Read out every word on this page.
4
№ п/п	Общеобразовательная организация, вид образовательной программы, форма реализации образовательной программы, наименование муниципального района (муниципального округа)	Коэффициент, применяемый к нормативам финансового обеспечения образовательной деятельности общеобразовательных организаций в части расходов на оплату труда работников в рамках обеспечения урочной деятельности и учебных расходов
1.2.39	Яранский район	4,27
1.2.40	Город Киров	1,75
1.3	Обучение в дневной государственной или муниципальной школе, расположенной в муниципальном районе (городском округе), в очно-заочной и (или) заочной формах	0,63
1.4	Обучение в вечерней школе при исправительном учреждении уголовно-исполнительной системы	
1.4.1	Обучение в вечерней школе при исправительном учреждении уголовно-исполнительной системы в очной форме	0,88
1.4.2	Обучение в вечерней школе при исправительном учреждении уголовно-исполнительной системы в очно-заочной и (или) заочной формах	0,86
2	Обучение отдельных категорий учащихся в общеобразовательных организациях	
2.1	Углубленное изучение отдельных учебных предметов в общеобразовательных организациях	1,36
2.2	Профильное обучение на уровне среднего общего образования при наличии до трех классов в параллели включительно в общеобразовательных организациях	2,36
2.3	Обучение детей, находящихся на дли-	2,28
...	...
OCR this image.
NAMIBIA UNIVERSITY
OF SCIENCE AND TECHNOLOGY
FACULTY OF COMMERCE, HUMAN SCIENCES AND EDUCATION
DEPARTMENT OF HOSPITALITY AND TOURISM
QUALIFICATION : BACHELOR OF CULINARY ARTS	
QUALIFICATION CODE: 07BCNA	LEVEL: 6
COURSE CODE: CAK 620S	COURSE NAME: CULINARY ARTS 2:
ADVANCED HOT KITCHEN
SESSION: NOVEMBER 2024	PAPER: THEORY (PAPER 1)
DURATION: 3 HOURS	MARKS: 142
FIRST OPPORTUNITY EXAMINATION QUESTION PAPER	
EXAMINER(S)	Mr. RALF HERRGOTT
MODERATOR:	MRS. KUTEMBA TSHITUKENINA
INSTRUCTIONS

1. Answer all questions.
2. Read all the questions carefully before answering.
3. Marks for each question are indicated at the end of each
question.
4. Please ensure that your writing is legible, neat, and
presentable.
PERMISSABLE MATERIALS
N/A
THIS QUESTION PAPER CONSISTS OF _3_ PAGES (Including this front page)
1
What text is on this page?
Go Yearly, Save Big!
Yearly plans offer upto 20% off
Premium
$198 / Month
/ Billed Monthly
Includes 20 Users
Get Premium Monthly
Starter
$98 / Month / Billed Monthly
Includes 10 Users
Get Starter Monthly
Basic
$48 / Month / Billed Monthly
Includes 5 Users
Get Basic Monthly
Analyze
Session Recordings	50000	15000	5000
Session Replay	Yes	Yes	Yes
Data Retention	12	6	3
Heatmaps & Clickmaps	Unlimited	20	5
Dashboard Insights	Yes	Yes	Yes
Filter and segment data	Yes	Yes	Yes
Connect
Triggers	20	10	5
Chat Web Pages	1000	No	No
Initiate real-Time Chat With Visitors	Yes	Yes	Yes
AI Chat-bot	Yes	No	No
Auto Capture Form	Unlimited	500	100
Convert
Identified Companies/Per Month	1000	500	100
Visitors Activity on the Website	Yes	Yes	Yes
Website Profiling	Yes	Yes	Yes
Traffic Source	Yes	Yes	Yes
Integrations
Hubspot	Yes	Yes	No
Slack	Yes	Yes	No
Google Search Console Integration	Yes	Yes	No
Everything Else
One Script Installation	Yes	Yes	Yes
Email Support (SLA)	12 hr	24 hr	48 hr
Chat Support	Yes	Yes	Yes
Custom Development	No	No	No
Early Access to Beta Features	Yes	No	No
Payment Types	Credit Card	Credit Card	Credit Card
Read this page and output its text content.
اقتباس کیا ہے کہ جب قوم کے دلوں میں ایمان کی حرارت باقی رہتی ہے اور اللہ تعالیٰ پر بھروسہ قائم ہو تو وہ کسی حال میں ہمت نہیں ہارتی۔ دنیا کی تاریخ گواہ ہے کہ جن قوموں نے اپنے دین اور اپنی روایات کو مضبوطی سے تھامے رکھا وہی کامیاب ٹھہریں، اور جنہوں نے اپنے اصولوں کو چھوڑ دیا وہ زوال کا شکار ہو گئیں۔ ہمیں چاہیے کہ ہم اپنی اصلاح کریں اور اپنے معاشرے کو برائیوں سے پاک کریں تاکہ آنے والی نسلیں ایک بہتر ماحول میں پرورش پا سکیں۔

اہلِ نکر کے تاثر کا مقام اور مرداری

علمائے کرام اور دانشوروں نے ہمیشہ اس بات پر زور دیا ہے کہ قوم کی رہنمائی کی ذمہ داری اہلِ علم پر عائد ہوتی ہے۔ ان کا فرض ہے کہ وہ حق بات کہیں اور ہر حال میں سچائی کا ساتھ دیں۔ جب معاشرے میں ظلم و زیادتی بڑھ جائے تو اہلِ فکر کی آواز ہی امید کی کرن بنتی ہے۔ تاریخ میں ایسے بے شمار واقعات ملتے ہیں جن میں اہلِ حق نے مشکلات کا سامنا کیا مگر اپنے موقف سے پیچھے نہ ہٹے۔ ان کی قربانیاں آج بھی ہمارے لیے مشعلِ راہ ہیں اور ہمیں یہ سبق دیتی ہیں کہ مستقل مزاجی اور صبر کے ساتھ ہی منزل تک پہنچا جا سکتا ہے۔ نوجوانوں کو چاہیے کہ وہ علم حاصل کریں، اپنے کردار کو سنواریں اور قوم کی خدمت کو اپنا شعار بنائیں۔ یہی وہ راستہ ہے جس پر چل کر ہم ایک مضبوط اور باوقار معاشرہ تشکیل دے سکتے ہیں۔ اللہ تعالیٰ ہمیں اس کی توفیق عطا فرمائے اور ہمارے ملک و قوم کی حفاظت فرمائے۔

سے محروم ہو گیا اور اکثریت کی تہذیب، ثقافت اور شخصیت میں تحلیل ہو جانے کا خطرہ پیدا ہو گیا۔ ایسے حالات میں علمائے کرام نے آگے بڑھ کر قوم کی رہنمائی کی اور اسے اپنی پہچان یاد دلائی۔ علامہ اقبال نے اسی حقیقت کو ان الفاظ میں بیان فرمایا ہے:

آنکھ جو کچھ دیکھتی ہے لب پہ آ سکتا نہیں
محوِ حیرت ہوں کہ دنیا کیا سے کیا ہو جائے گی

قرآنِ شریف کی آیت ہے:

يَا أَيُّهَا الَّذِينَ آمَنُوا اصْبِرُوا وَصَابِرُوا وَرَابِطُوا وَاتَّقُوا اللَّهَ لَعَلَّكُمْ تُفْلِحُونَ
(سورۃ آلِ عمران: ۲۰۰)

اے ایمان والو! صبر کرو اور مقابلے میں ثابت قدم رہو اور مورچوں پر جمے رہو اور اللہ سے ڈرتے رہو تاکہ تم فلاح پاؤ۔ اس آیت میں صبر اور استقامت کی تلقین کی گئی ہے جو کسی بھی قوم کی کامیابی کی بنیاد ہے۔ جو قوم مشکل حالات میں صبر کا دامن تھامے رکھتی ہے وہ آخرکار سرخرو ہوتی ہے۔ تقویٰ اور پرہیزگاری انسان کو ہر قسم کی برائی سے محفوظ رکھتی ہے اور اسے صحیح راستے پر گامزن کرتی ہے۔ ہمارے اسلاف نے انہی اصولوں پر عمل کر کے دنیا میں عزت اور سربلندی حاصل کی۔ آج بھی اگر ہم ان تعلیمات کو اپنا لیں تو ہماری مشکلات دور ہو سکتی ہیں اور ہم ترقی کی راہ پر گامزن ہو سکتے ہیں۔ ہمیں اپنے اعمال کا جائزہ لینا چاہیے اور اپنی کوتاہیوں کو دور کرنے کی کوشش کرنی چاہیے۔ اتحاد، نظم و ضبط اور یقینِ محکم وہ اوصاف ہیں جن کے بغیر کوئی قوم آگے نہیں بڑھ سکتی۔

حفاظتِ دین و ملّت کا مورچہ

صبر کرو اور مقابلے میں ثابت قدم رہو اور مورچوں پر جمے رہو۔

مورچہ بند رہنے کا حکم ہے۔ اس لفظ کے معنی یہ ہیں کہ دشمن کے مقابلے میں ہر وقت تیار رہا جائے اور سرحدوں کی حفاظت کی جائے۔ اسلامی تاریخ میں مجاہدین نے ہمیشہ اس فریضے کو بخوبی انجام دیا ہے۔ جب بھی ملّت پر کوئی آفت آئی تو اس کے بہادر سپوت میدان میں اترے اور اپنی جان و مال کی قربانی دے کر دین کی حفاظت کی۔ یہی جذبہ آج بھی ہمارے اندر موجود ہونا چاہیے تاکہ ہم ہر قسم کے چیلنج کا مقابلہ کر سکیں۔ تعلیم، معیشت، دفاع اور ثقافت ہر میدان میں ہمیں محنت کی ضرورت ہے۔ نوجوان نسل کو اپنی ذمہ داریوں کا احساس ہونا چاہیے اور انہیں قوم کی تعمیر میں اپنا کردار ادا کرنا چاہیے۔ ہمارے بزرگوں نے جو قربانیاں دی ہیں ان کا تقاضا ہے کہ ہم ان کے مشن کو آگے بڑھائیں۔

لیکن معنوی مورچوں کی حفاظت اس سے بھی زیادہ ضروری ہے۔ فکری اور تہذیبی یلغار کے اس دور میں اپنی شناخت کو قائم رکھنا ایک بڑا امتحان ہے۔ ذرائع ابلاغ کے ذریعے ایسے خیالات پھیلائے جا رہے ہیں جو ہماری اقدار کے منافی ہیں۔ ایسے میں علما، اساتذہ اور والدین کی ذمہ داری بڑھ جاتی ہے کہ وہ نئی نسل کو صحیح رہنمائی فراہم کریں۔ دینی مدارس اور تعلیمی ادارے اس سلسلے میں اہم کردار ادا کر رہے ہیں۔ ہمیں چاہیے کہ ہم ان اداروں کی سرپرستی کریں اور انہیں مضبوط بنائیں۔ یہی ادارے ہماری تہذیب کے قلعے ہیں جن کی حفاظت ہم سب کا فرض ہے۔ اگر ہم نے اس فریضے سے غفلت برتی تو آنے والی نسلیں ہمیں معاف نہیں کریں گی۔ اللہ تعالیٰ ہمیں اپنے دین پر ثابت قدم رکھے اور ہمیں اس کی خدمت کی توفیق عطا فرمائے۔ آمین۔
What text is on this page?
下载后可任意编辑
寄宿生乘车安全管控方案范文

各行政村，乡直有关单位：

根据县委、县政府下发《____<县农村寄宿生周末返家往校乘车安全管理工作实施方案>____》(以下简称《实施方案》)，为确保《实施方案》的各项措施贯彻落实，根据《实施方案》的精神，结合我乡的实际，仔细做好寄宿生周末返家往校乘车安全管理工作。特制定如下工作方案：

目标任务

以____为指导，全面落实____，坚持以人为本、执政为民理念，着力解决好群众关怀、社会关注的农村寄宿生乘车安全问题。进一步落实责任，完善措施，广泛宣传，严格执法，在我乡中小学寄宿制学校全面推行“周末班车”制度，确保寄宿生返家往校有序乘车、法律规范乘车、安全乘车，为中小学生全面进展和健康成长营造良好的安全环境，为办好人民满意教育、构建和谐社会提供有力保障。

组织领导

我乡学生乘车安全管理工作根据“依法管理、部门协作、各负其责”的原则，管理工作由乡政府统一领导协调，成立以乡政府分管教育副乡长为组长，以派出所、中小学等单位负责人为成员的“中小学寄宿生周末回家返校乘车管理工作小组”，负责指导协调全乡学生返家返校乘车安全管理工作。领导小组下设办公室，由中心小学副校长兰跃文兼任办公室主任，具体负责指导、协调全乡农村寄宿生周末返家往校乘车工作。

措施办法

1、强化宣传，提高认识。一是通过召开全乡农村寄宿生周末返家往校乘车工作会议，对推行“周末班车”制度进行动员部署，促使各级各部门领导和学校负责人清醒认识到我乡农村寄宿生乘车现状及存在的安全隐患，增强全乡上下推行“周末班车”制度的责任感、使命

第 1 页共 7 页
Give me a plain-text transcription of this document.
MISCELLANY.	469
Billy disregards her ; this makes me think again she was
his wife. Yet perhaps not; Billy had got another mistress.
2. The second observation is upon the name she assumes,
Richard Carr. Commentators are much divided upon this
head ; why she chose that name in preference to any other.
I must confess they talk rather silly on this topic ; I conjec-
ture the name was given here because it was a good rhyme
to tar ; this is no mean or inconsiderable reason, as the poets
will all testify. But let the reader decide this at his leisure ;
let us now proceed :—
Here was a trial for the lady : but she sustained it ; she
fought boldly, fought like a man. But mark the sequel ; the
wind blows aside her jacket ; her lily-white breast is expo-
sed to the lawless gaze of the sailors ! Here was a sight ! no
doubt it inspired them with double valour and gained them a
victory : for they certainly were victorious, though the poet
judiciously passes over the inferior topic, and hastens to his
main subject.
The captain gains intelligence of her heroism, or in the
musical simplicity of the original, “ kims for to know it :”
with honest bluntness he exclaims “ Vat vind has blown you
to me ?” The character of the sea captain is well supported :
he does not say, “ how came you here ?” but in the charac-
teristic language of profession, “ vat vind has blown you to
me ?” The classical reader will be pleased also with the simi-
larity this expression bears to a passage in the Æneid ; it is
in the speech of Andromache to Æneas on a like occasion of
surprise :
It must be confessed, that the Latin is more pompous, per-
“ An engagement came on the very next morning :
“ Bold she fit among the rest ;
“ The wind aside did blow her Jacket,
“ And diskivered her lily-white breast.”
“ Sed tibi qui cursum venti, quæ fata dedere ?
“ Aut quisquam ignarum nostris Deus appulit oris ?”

########

◆ INSTRUCTIONS TO FOLLOW ◆
Look above for every line with the word "Website" and copy it.

◆ WRITTEN RESPONSE ◆
Visitors Activity on the Website	Yes	Yes	Yes
Website Profiling	Yes	Yes	Yes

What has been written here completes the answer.